Omit the images, then print each record below exactly as it reads.

● Material for the task:
%%
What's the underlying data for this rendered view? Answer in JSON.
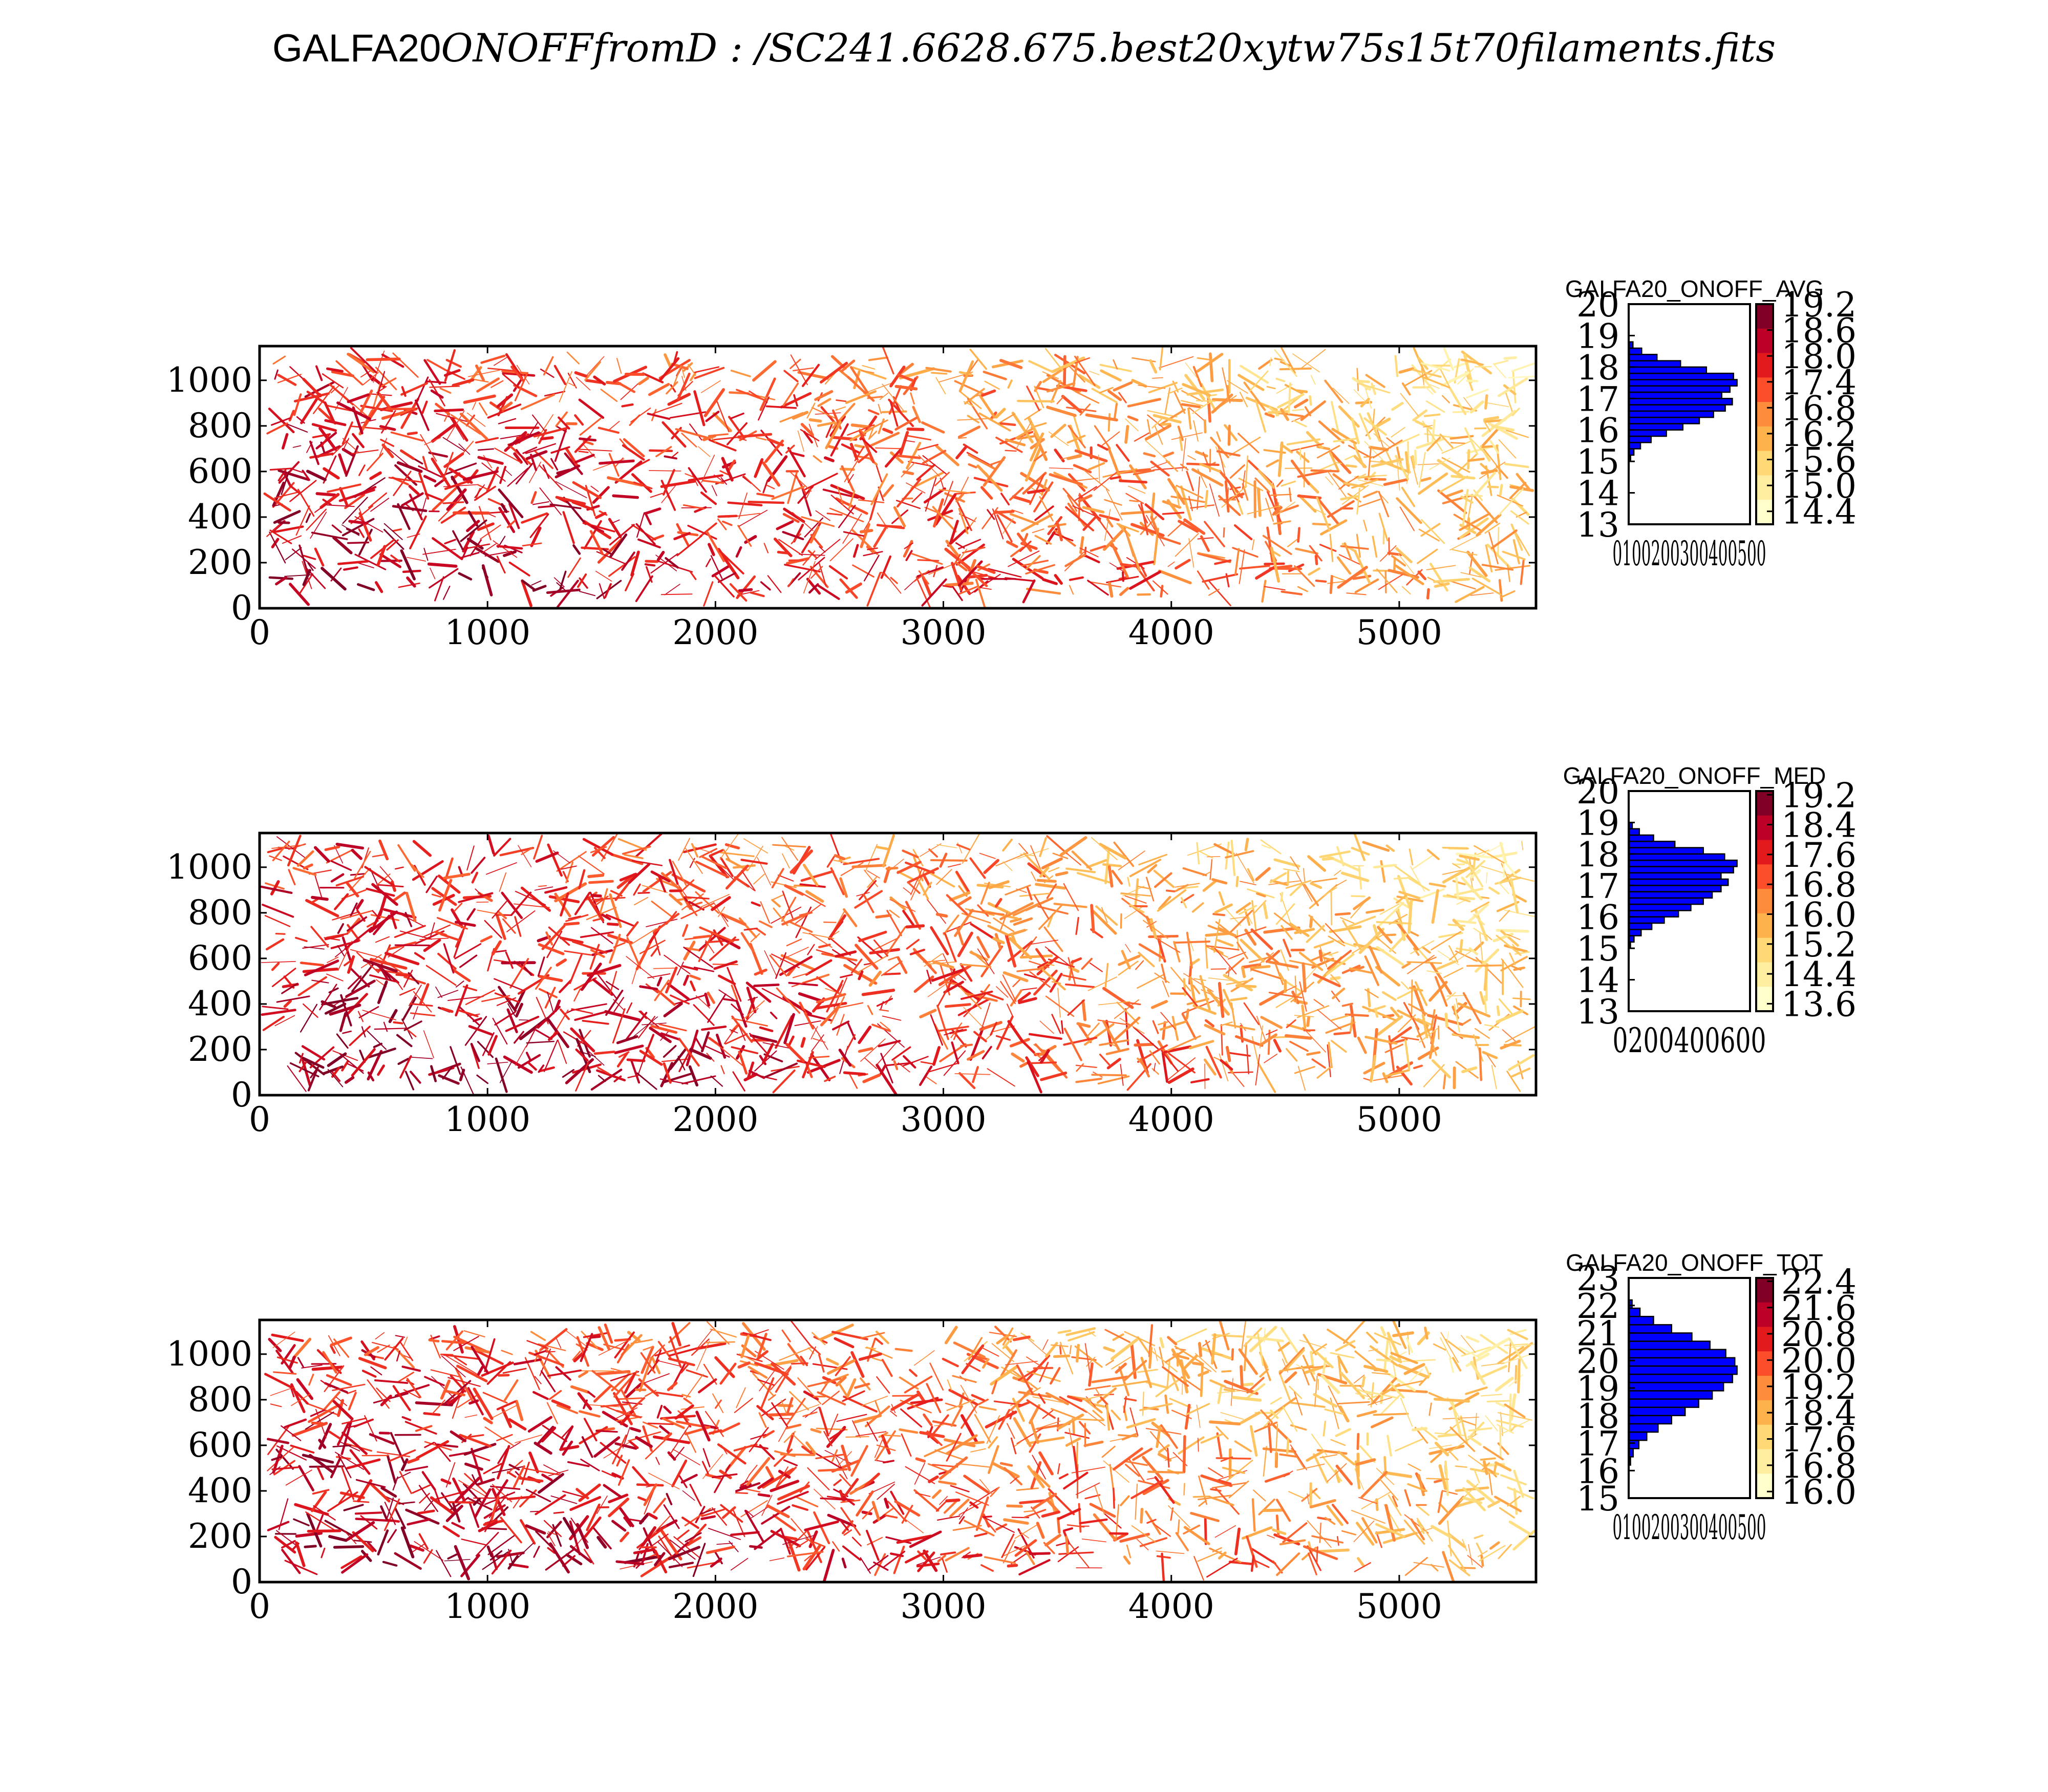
{
  "figure": {
    "title_main": "GALFA20",
    "title_rest": "ONOFFfromD : /SC241.6628.675.best20xytw75s15t70filaments.fits"
  },
  "colormap": [
    "#ffffcc",
    "#ffeda0",
    "#fed976",
    "#feb24c",
    "#fd8d3c",
    "#fc4e2a",
    "#e31a1c",
    "#bd0026",
    "#800026"
  ],
  "hist_fill_color": "#0000ff",
  "chart_data": [
    {
      "type": "heatmap",
      "xlim": [
        0,
        5600
      ],
      "ylim": [
        0,
        1150
      ],
      "x_ticks": [
        "0",
        "1000",
        "2000",
        "3000",
        "4000",
        "5000"
      ],
      "y_ticks": [
        "0",
        "200",
        "400",
        "600",
        "800",
        "1000"
      ],
      "value_range": [
        14.1,
        19.2
      ],
      "colormap": "YlOrRd",
      "hist": {
        "title": "GALFA20_ONOFF_AVG",
        "type": "histogram",
        "orientation": "horizontal",
        "ylim": [
          13,
          20
        ],
        "y_ticks": [
          "13",
          "14",
          "15",
          "16",
          "17",
          "18",
          "19",
          "20"
        ],
        "x_tick_text": "0100200300400500",
        "bins": [
          15.0,
          15.2,
          15.4,
          15.6,
          15.8,
          16.0,
          16.2,
          16.4,
          16.6,
          16.8,
          17.0,
          17.2,
          17.4,
          17.6,
          17.8,
          18.0,
          18.2,
          18.4,
          18.6
        ],
        "counts": [
          8,
          22,
          50,
          95,
          160,
          230,
          300,
          360,
          410,
          440,
          395,
          430,
          460,
          445,
          330,
          220,
          120,
          55,
          18
        ]
      },
      "colorbar": {
        "ticks": [
          "14.4",
          "15.0",
          "15.6",
          "16.2",
          "16.8",
          "17.4",
          "18.0",
          "18.6",
          "19.2"
        ],
        "tick_values": [
          14.4,
          15.0,
          15.6,
          16.2,
          16.8,
          17.4,
          18.0,
          18.6,
          19.2
        ],
        "range": [
          14.1,
          19.2
        ]
      }
    },
    {
      "type": "heatmap",
      "xlim": [
        0,
        5600
      ],
      "ylim": [
        0,
        1150
      ],
      "x_ticks": [
        "0",
        "1000",
        "2000",
        "3000",
        "4000",
        "5000"
      ],
      "y_ticks": [
        "0",
        "200",
        "400",
        "600",
        "800",
        "1000"
      ],
      "value_range": [
        13.4,
        19.3
      ],
      "colormap": "YlOrRd",
      "hist": {
        "title": "GALFA20_ONOFF_MED",
        "type": "histogram",
        "orientation": "horizontal",
        "ylim": [
          13,
          20
        ],
        "y_ticks": [
          "13",
          "14",
          "15",
          "16",
          "17",
          "18",
          "19",
          "20"
        ],
        "x_tick_text": "0200400600",
        "bins": [
          15.0,
          15.2,
          15.4,
          15.6,
          15.8,
          16.0,
          16.2,
          16.4,
          16.6,
          16.8,
          17.0,
          17.2,
          17.4,
          17.6,
          17.8,
          18.0,
          18.2,
          18.4,
          18.6,
          18.8
        ],
        "counts": [
          10,
          30,
          70,
          130,
          200,
          280,
          350,
          420,
          470,
          520,
          560,
          520,
          590,
          610,
          540,
          420,
          260,
          140,
          60,
          20
        ]
      },
      "colorbar": {
        "ticks": [
          "13.6",
          "14.4",
          "15.2",
          "16.0",
          "16.8",
          "17.6",
          "18.4",
          "19.2"
        ],
        "tick_values": [
          13.6,
          14.4,
          15.2,
          16.0,
          16.8,
          17.6,
          18.4,
          19.2
        ],
        "range": [
          13.4,
          19.3
        ]
      }
    },
    {
      "type": "heatmap",
      "xlim": [
        0,
        5600
      ],
      "ylim": [
        0,
        1150
      ],
      "x_ticks": [
        "0",
        "1000",
        "2000",
        "3000",
        "4000",
        "5000"
      ],
      "y_ticks": [
        "0",
        "200",
        "400",
        "600",
        "800",
        "1000"
      ],
      "value_range": [
        15.8,
        22.5
      ],
      "colormap": "YlOrRd",
      "hist": {
        "title": "GALFA20_ONOFF_TOT",
        "type": "histogram",
        "orientation": "horizontal",
        "ylim": [
          15,
          23
        ],
        "y_ticks": [
          "15",
          "16",
          "17",
          "18",
          "19",
          "20",
          "21",
          "22",
          "23"
        ],
        "x_tick_text": "0100200300400500",
        "bins": [
          16.2,
          16.5,
          16.8,
          17.1,
          17.4,
          17.7,
          18.0,
          18.3,
          18.6,
          18.9,
          19.2,
          19.5,
          19.8,
          20.1,
          20.4,
          20.7,
          21.0,
          21.3,
          21.6,
          21.9
        ],
        "counts": [
          8,
          20,
          45,
          80,
          130,
          190,
          250,
          310,
          370,
          420,
          460,
          480,
          470,
          430,
          360,
          280,
          190,
          110,
          50,
          15
        ]
      },
      "colorbar": {
        "ticks": [
          "16.0",
          "16.8",
          "17.6",
          "18.4",
          "19.2",
          "20.0",
          "20.8",
          "21.6",
          "22.4"
        ],
        "tick_values": [
          16.0,
          16.8,
          17.6,
          18.4,
          19.2,
          20.0,
          20.8,
          21.6,
          22.4
        ],
        "range": [
          15.8,
          22.5
        ]
      }
    }
  ]
}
%%
● Task response:
What's the underlying data for this rendered view? Answer in JSON.
{
  "figure": {
    "title_main": "GALFA20",
    "title_rest": "ONOFFfromD : /SC241.6628.675.best20xytw75s15t70filaments.fits"
  },
  "colormap": [
    "#ffffcc",
    "#ffeda0",
    "#fed976",
    "#feb24c",
    "#fd8d3c",
    "#fc4e2a",
    "#e31a1c",
    "#bd0026",
    "#800026"
  ],
  "hist_fill_color": "#0000ff",
  "chart_data": [
    {
      "type": "heatmap",
      "xlim": [
        0,
        5600
      ],
      "ylim": [
        0,
        1150
      ],
      "x_ticks": [
        "0",
        "1000",
        "2000",
        "3000",
        "4000",
        "5000"
      ],
      "y_ticks": [
        "0",
        "200",
        "400",
        "600",
        "800",
        "1000"
      ],
      "value_range": [
        14.1,
        19.2
      ],
      "colormap": "YlOrRd",
      "hist": {
        "title": "GALFA20_ONOFF_AVG",
        "type": "histogram",
        "orientation": "horizontal",
        "ylim": [
          13,
          20
        ],
        "y_ticks": [
          "13",
          "14",
          "15",
          "16",
          "17",
          "18",
          "19",
          "20"
        ],
        "x_tick_text": "0100200300400500",
        "bins": [
          15.0,
          15.2,
          15.4,
          15.6,
          15.8,
          16.0,
          16.2,
          16.4,
          16.6,
          16.8,
          17.0,
          17.2,
          17.4,
          17.6,
          17.8,
          18.0,
          18.2,
          18.4,
          18.6
        ],
        "counts": [
          8,
          22,
          50,
          95,
          160,
          230,
          300,
          360,
          410,
          440,
          395,
          430,
          460,
          445,
          330,
          220,
          120,
          55,
          18
        ]
      },
      "colorbar": {
        "ticks": [
          "14.4",
          "15.0",
          "15.6",
          "16.2",
          "16.8",
          "17.4",
          "18.0",
          "18.6",
          "19.2"
        ],
        "tick_values": [
          14.4,
          15.0,
          15.6,
          16.2,
          16.8,
          17.4,
          18.0,
          18.6,
          19.2
        ],
        "range": [
          14.1,
          19.2
        ]
      }
    },
    {
      "type": "heatmap",
      "xlim": [
        0,
        5600
      ],
      "ylim": [
        0,
        1150
      ],
      "x_ticks": [
        "0",
        "1000",
        "2000",
        "3000",
        "4000",
        "5000"
      ],
      "y_ticks": [
        "0",
        "200",
        "400",
        "600",
        "800",
        "1000"
      ],
      "value_range": [
        13.4,
        19.3
      ],
      "colormap": "YlOrRd",
      "hist": {
        "title": "GALFA20_ONOFF_MED",
        "type": "histogram",
        "orientation": "horizontal",
        "ylim": [
          13,
          20
        ],
        "y_ticks": [
          "13",
          "14",
          "15",
          "16",
          "17",
          "18",
          "19",
          "20"
        ],
        "x_tick_text": "0200400600",
        "bins": [
          15.0,
          15.2,
          15.4,
          15.6,
          15.8,
          16.0,
          16.2,
          16.4,
          16.6,
          16.8,
          17.0,
          17.2,
          17.4,
          17.6,
          17.8,
          18.0,
          18.2,
          18.4,
          18.6,
          18.8
        ],
        "counts": [
          10,
          30,
          70,
          130,
          200,
          280,
          350,
          420,
          470,
          520,
          560,
          520,
          590,
          610,
          540,
          420,
          260,
          140,
          60,
          20
        ]
      },
      "colorbar": {
        "ticks": [
          "13.6",
          "14.4",
          "15.2",
          "16.0",
          "16.8",
          "17.6",
          "18.4",
          "19.2"
        ],
        "tick_values": [
          13.6,
          14.4,
          15.2,
          16.0,
          16.8,
          17.6,
          18.4,
          19.2
        ],
        "range": [
          13.4,
          19.3
        ]
      }
    },
    {
      "type": "heatmap",
      "xlim": [
        0,
        5600
      ],
      "ylim": [
        0,
        1150
      ],
      "x_ticks": [
        "0",
        "1000",
        "2000",
        "3000",
        "4000",
        "5000"
      ],
      "y_ticks": [
        "0",
        "200",
        "400",
        "600",
        "800",
        "1000"
      ],
      "value_range": [
        15.8,
        22.5
      ],
      "colormap": "YlOrRd",
      "hist": {
        "title": "GALFA20_ONOFF_TOT",
        "type": "histogram",
        "orientation": "horizontal",
        "ylim": [
          15,
          23
        ],
        "y_ticks": [
          "15",
          "16",
          "17",
          "18",
          "19",
          "20",
          "21",
          "22",
          "23"
        ],
        "x_tick_text": "0100200300400500",
        "bins": [
          16.2,
          16.5,
          16.8,
          17.1,
          17.4,
          17.7,
          18.0,
          18.3,
          18.6,
          18.9,
          19.2,
          19.5,
          19.8,
          20.1,
          20.4,
          20.7,
          21.0,
          21.3,
          21.6,
          21.9
        ],
        "counts": [
          8,
          20,
          45,
          80,
          130,
          190,
          250,
          310,
          370,
          420,
          460,
          480,
          470,
          430,
          360,
          280,
          190,
          110,
          50,
          15
        ]
      },
      "colorbar": {
        "ticks": [
          "16.0",
          "16.8",
          "17.6",
          "18.4",
          "19.2",
          "20.0",
          "20.8",
          "21.6",
          "22.4"
        ],
        "tick_values": [
          16.0,
          16.8,
          17.6,
          18.4,
          19.2,
          20.0,
          20.8,
          21.6,
          22.4
        ],
        "range": [
          15.8,
          22.5
        ]
      }
    }
  ]
}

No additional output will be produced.